*Exercise:*
How many lines of the material below contain the string "Assembly"? Answer with the number and nothing else.

*Stored records:*

# # # #

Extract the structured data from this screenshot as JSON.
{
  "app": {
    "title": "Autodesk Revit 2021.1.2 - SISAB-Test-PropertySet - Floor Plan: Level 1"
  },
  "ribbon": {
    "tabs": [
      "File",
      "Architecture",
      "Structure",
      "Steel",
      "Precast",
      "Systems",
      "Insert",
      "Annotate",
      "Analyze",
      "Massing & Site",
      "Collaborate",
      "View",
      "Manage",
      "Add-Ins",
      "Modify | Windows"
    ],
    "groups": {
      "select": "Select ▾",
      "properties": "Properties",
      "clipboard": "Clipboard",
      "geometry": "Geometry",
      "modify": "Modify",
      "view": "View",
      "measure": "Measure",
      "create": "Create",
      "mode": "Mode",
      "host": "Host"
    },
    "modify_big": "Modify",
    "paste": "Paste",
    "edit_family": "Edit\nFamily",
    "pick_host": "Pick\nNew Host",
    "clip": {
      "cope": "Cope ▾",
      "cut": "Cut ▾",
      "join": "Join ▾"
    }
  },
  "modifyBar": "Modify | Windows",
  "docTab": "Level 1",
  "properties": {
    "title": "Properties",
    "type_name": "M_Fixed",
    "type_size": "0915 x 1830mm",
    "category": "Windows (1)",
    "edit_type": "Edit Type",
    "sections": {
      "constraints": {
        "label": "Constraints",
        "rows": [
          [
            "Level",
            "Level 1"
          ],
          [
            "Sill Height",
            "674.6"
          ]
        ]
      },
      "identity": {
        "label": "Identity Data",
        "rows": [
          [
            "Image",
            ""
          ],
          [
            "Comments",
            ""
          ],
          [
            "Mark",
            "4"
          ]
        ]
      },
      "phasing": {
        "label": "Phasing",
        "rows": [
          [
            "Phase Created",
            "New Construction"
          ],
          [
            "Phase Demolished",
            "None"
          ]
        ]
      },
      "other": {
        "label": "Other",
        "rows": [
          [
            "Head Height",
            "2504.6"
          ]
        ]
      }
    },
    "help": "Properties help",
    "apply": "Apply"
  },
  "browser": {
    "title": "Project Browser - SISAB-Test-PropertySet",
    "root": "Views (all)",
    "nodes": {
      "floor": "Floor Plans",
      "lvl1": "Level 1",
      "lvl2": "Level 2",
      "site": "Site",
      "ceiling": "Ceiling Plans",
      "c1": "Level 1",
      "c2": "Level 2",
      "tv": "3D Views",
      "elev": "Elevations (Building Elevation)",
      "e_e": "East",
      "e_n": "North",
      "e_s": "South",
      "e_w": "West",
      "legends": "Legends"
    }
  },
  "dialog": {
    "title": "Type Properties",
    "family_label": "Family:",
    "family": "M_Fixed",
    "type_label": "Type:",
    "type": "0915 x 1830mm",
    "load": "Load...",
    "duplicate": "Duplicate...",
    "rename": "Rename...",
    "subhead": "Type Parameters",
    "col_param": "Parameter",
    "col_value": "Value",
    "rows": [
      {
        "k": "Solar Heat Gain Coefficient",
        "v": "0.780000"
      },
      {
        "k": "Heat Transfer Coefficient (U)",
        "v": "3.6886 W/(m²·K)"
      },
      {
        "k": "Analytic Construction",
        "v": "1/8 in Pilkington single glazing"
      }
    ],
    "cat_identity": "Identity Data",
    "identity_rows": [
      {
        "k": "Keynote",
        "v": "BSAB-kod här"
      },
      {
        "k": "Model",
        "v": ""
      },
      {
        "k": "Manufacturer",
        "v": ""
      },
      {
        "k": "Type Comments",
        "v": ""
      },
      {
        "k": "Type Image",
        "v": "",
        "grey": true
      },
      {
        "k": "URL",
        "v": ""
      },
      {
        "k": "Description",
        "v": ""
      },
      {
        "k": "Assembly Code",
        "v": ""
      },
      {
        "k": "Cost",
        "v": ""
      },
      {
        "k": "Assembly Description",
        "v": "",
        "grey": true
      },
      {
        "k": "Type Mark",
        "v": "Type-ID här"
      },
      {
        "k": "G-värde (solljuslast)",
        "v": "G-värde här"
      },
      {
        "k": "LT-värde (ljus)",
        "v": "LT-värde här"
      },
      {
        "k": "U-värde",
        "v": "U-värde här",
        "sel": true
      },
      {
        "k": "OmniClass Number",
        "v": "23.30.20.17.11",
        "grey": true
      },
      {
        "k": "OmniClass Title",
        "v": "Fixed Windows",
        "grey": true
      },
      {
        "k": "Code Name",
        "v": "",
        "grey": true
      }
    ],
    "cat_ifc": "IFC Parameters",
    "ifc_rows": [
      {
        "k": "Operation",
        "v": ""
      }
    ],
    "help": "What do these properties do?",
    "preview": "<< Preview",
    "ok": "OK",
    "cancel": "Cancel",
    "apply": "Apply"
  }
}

# # # #

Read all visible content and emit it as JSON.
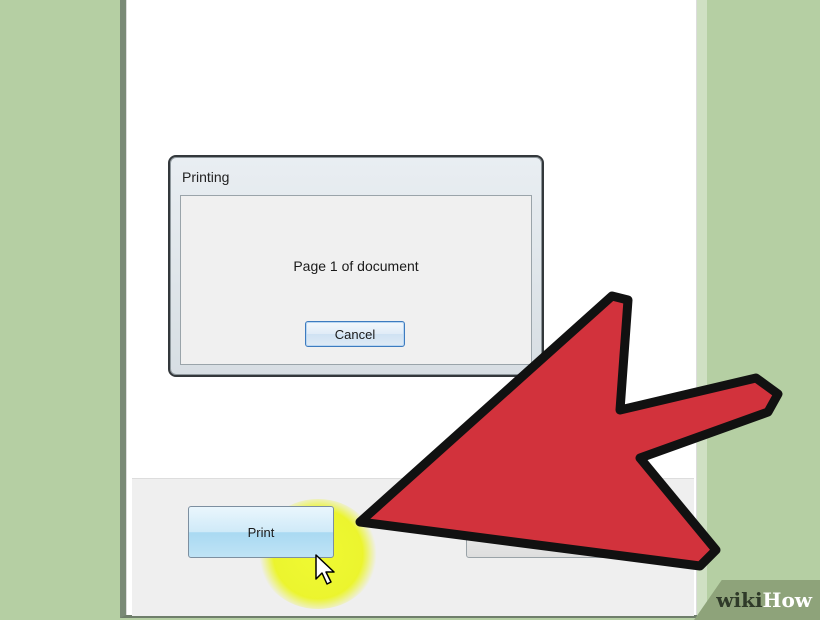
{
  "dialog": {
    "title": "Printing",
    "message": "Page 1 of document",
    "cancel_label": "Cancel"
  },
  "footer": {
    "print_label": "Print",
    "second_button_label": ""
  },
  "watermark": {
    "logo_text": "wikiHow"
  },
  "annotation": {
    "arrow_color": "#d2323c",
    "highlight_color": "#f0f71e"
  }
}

# # # #

*Exercise output:*
2